Required task:
Reproduce every entry exactly.

Exercise data:
⟨
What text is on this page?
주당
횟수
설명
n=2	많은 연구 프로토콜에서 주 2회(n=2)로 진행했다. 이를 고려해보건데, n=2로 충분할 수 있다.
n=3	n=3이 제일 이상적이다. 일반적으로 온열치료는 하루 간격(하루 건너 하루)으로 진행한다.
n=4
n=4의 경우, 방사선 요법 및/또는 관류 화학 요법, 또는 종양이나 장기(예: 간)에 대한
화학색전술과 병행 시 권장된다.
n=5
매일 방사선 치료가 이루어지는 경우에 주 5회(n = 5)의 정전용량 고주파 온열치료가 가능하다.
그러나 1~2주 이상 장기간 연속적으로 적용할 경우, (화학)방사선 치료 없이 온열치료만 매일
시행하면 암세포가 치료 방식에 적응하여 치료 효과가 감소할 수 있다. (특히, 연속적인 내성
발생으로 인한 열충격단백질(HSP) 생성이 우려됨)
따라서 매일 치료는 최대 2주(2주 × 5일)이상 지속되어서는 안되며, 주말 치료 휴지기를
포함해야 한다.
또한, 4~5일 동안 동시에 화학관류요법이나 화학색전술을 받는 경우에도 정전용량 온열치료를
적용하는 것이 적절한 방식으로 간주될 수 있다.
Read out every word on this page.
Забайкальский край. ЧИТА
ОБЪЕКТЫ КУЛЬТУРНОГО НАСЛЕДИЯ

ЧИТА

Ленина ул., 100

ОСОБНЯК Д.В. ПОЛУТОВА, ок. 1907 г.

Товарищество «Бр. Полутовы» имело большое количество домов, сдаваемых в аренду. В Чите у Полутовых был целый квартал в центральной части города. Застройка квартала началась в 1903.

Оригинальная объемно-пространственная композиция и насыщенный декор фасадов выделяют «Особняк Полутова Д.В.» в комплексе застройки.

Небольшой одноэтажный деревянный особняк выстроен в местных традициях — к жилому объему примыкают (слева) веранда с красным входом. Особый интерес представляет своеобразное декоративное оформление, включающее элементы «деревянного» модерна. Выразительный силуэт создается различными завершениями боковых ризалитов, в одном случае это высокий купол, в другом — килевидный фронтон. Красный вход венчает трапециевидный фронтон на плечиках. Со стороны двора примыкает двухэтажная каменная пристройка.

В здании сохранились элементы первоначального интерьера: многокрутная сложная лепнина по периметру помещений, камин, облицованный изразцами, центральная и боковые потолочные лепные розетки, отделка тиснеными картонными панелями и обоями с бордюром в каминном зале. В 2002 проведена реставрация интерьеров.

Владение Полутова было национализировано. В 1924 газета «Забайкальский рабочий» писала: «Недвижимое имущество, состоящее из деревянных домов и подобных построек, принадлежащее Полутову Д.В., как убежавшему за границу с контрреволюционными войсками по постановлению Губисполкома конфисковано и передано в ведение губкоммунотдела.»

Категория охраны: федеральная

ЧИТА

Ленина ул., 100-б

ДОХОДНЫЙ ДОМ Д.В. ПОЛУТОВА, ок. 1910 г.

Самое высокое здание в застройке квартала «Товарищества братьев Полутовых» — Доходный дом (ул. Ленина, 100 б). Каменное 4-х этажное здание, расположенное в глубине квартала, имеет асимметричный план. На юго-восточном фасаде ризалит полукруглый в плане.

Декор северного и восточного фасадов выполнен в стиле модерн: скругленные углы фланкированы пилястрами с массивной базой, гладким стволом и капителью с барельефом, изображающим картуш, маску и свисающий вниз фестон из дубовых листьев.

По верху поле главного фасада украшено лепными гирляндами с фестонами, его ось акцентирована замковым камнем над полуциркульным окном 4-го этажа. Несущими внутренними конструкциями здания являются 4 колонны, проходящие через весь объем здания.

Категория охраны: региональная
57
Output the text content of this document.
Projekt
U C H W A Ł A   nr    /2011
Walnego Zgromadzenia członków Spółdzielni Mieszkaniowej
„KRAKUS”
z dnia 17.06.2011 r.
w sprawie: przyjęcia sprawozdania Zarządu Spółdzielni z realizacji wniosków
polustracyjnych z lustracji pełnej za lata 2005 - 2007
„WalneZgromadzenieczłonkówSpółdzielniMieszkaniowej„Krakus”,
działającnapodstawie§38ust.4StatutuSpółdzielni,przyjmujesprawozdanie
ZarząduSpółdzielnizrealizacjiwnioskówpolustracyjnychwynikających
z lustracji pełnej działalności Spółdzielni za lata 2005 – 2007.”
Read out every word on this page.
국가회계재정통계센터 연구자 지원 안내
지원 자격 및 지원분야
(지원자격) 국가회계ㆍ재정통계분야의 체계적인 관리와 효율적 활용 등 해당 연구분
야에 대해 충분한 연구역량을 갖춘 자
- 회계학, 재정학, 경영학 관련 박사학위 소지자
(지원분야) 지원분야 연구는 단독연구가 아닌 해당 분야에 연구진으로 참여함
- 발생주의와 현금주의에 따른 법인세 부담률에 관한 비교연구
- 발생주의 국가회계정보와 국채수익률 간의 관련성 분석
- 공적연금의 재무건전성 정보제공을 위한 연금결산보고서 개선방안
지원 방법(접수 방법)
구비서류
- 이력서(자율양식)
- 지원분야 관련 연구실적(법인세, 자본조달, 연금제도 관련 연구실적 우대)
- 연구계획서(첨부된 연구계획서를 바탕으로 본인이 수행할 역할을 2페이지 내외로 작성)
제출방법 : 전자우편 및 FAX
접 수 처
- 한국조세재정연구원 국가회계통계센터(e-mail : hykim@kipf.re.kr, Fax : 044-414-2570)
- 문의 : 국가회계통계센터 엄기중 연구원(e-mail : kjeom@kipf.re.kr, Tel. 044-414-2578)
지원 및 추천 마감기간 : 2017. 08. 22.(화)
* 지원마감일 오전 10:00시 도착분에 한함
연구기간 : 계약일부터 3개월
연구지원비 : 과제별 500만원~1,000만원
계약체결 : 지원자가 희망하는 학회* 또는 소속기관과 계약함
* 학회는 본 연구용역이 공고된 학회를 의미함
⟩
The reply:
What text is on this page?
주당
횟수
설명
n=2	많은 연구 프로토콜에서 주 2회(n=2)로 진행했다. 이를 고려해보건데, n=2로 충분할 수 있다.
n=3	n=3이 제일 이상적이다. 일반적으로 온열치료는 하루 간격(하루 건너 하루)으로 진행한다.
n=4
n=4의 경우, 방사선 요법 및/또는 관류 화학 요법, 또는 종양이나 장기(예: 간)에 대한
화학색전술과 병행 시 권장된다.
n=5
매일 방사선 치료가 이루어지는 경우에 주 5회(n = 5)의 정전용량 고주파 온열치료가 가능하다.
그러나 1~2주 이상 장기간 연속적으로 적용할 경우, (화학)방사선 치료 없이 온열치료만 매일
시행하면 암세포가 치료 방식에 적응하여 치료 효과가 감소할 수 있다. (특히, 연속적인 내성
발생으로 인한 열충격단백질(HSP) 생성이 우려됨)
따라서 매일 치료는 최대 2주(2주 × 5일)이상 지속되어서는 안되며, 주말 치료 휴지기를
포함해야 한다.
또한, 4~5일 동안 동시에 화학관류요법이나 화학색전술을 받는 경우에도 정전용량 온열치료를
적용하는 것이 적절한 방식으로 간주될 수 있다.
Read out every word on this page.
Забайкальский край. ЧИТА
ОБЪЕКТЫ КУЛЬТУРНОГО НАСЛЕДИЯ

ЧИТА

Ленина ул., 100

ОСОБНЯК Д.В. ПОЛУТОВА, ок. 1907 г.

Товарищество «Бр. Полутовы» имело большое количество домов, сдаваемых в аренду. В Чите у Полутовых был целый квартал в центральной части города. Застройка квартала началась в 1903.

Оригинальная объемно-пространственная композиция и насыщенный декор фасадов выделяют «Особняк Полутова Д.В.» в комплексе застройки.

Небольшой одноэтажный деревянный особняк выстроен в местных традициях — к жилому объему примыкают (слева) веранда с красным входом. Особый интерес представляет своеобразное декоративное оформление, включающее элементы «деревянного» модерна. Выразительный силуэт создается различными завершениями боковых ризалитов, в одном случае это высокий купол, в другом — килевидный фронтон. Красный вход венчает трапециевидный фронтон на плечиках. Со стороны двора примыкает двухэтажная каменная пристройка.

В здании сохранились элементы первоначального интерьера: многокрутная сложная лепнина по периметру помещений, камин, облицованный изразцами, центральная и боковые потолочные лепные розетки, отделка тиснеными картонными панелями и обоями с бордюром в каминном зале. В 2002 проведена реставрация интерьеров.

Владение Полутова было национализировано. В 1924 газета «Забайкальский рабочий» писала: «Недвижимое имущество, состоящее из деревянных домов и подобных построек, принадлежащее Полутову Д.В., как убежавшему за границу с контрреволюционными войсками по постановлению Губисполкома конфисковано и передано в ведение губкоммунотдела.»

Категория охраны: федеральная

ЧИТА

Ленина ул., 100-б

ДОХОДНЫЙ ДОМ Д.В. ПОЛУТОВА, ок. 1910 г.

Самое высокое здание в застройке квартала «Товарищества братьев Полутовых» — Доходный дом (ул. Ленина, 100 б). Каменное 4-х этажное здание, расположенное в глубине квартала, имеет асимметричный план. На юго-восточном фасаде ризалит полукруглый в плане.

Декор северного и восточного фасадов выполнен в стиле модерн: скругленные углы фланкированы пилястрами с массивной базой, гладким стволом и капителью с барельефом, изображающим картуш, маску и свисающий вниз фестон из дубовых листьев.

По верху поле главного фасада украшено лепными гирляндами с фестонами, его ось акцентирована замковым камнем над полуциркульным окном 4-го этажа. Несущими внутренними конструкциями здания являются 4 колонны, проходящие через весь объем здания.

Категория охраны: региональная
57
Output the text content of this document.
Projekt
U C H W A Ł A   nr    /2011
Walnego Zgromadzenia członków Spółdzielni Mieszkaniowej
„KRAKUS”
z dnia 17.06.2011 r.
w sprawie: przyjęcia sprawozdania Zarządu Spółdzielni z realizacji wniosków
polustracyjnych z lustracji pełnej za lata 2005 - 2007
„WalneZgromadzenieczłonkówSpółdzielniMieszkaniowej„Krakus”,
działającnapodstawie§38ust.4StatutuSpółdzielni,przyjmujesprawozdanie
ZarząduSpółdzielnizrealizacjiwnioskówpolustracyjnychwynikających
z lustracji pełnej działalności Spółdzielni za lata 2005 – 2007.”
Read out every word on this page.
국가회계재정통계센터 연구자 지원 안내
지원 자격 및 지원분야
(지원자격) 국가회계ㆍ재정통계분야의 체계적인 관리와 효율적 활용 등 해당 연구분
야에 대해 충분한 연구역량을 갖춘 자
- 회계학, 재정학, 경영학 관련 박사학위 소지자
(지원분야) 지원분야 연구는 단독연구가 아닌 해당 분야에 연구진으로 참여함
- 발생주의와 현금주의에 따른 법인세 부담률에 관한 비교연구
- 발생주의 국가회계정보와 국채수익률 간의 관련성 분석
- 공적연금의 재무건전성 정보제공을 위한 연금결산보고서 개선방안
지원 방법(접수 방법)
구비서류
- 이력서(자율양식)
- 지원분야 관련 연구실적(법인세, 자본조달, 연금제도 관련 연구실적 우대)
- 연구계획서(첨부된 연구계획서를 바탕으로 본인이 수행할 역할을 2페이지 내외로 작성)
제출방법 : 전자우편 및 FAX
접 수 처
- 한국조세재정연구원 국가회계통계센터(e-mail : hykim@kipf.re.kr, Fax : 044-414-2570)
- 문의 : 국가회계통계센터 엄기중 연구원(e-mail : kjeom@kipf.re.kr, Tel. 044-414-2578)
지원 및 추천 마감기간 : 2017. 08. 22.(화)
* 지원마감일 오전 10:00시 도착분에 한함
연구기간 : 계약일부터 3개월
연구지원비 : 과제별 500만원~1,000만원
계약체결 : 지원자가 희망하는 학회* 또는 소속기관과 계약함
* 학회는 본 연구용역이 공고된 학회를 의미함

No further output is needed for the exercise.